**REQUIREMENT**
Work through the data below line by line and say how many lines hold "package"; give only the number.

**MATERIAL PROVIDED**
-----

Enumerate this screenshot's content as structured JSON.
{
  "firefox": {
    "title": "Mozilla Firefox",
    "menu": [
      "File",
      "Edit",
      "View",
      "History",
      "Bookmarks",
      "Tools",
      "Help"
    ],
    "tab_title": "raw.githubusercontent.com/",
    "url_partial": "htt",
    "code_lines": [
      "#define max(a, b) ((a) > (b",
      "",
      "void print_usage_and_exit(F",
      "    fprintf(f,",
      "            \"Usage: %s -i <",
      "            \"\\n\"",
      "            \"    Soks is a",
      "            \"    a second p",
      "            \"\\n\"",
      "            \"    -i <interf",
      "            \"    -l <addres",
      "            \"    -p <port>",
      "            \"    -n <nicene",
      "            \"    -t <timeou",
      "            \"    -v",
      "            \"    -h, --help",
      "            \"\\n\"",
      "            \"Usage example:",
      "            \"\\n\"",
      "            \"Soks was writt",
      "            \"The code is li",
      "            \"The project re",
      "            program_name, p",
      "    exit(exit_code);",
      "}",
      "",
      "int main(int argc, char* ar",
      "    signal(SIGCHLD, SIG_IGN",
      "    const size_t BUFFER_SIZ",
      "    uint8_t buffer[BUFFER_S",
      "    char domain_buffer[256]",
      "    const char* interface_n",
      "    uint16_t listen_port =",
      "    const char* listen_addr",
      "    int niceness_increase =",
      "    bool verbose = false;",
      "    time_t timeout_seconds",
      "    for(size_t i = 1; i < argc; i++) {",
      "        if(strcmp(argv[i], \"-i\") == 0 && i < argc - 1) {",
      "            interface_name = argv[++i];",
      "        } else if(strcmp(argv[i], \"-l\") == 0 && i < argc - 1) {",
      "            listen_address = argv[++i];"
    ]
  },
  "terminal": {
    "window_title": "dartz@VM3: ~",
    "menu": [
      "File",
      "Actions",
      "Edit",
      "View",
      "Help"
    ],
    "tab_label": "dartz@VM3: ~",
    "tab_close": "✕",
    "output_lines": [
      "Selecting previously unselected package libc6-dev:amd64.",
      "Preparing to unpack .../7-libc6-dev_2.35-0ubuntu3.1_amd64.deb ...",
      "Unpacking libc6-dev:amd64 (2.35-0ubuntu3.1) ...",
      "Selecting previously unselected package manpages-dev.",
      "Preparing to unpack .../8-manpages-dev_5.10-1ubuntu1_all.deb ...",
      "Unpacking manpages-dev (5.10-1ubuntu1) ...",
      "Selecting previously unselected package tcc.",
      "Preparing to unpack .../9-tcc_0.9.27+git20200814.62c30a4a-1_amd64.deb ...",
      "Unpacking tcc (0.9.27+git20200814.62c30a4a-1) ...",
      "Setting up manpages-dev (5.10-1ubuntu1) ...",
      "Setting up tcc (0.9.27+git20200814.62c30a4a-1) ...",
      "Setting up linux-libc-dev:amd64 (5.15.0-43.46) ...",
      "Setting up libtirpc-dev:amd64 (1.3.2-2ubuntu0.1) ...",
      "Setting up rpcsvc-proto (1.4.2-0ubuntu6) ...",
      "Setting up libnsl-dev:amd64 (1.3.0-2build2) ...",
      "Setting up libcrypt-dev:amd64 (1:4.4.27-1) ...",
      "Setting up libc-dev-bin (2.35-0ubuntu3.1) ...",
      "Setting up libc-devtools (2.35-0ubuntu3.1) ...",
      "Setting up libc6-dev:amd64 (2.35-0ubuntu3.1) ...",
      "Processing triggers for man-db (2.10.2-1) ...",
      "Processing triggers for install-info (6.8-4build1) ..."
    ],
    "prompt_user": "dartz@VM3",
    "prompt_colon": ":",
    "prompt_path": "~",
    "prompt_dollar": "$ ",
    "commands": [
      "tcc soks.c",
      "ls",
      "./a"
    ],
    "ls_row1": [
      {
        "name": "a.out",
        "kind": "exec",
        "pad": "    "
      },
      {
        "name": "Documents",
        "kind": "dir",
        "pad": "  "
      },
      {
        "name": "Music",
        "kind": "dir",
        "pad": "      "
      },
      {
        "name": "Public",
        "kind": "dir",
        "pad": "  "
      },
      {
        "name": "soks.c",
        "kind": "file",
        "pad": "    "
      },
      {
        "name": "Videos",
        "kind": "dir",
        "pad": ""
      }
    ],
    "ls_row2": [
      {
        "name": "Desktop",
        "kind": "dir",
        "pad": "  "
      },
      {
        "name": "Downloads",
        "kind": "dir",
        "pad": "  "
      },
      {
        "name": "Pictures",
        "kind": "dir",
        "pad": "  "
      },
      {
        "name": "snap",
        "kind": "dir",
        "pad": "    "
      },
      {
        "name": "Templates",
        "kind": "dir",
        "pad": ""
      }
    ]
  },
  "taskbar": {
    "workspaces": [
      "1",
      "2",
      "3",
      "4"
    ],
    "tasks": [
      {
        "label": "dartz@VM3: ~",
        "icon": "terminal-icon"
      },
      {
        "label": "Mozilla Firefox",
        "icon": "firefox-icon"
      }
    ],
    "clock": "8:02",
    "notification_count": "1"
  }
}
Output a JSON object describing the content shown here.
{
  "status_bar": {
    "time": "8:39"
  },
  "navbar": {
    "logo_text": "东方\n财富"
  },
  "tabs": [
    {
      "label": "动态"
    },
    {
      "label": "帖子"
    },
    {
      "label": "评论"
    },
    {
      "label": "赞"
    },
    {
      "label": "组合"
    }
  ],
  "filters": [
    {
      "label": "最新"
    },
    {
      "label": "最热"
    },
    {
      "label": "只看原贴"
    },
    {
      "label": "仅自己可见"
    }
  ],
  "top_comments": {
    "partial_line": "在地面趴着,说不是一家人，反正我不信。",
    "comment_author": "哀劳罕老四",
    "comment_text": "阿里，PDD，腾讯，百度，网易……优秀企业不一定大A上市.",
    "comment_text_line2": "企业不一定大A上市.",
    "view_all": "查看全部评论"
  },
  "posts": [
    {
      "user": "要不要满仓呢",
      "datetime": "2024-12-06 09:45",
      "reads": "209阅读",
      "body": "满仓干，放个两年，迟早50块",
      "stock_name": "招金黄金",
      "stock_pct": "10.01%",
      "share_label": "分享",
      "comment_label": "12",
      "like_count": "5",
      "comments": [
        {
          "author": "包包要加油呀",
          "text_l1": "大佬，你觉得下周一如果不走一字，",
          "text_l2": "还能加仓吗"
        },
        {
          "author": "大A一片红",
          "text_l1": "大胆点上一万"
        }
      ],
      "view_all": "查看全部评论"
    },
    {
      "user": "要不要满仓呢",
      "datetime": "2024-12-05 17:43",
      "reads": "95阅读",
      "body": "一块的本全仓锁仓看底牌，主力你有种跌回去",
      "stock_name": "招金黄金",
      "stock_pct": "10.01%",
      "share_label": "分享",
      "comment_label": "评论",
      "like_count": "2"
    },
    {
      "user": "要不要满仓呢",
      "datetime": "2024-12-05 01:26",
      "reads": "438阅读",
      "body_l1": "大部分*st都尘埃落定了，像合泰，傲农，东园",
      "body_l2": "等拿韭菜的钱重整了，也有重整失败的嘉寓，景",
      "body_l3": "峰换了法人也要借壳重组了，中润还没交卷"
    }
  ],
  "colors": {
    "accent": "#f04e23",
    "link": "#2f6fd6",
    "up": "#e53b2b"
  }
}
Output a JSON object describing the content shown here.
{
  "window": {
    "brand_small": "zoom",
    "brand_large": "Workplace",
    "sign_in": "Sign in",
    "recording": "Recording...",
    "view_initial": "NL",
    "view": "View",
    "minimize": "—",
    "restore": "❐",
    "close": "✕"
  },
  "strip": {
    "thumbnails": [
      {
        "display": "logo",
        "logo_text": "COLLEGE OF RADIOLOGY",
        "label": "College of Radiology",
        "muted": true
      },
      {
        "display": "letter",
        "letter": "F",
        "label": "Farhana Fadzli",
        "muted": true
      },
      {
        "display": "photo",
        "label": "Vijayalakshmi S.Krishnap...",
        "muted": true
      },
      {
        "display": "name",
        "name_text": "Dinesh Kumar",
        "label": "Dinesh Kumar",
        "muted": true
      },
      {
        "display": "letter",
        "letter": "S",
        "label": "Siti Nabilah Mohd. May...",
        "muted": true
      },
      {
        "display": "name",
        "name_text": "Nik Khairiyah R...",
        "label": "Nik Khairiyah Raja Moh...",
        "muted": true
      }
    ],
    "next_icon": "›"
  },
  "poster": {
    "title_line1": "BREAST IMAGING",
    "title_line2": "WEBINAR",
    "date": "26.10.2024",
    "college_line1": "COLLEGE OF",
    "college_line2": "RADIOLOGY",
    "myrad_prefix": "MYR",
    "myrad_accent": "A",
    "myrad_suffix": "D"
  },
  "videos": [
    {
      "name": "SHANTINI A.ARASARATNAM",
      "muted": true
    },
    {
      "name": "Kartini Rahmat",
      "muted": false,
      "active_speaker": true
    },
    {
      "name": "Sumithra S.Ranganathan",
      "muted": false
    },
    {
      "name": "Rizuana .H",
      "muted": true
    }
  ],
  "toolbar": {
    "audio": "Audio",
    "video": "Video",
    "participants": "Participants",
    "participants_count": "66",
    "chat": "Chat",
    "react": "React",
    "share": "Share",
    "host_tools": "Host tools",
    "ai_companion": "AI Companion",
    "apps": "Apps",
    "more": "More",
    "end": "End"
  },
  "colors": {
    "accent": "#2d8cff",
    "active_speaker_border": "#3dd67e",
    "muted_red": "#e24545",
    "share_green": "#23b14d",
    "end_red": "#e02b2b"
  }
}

-----

**OUTPUT OF THE EXERCISE**
3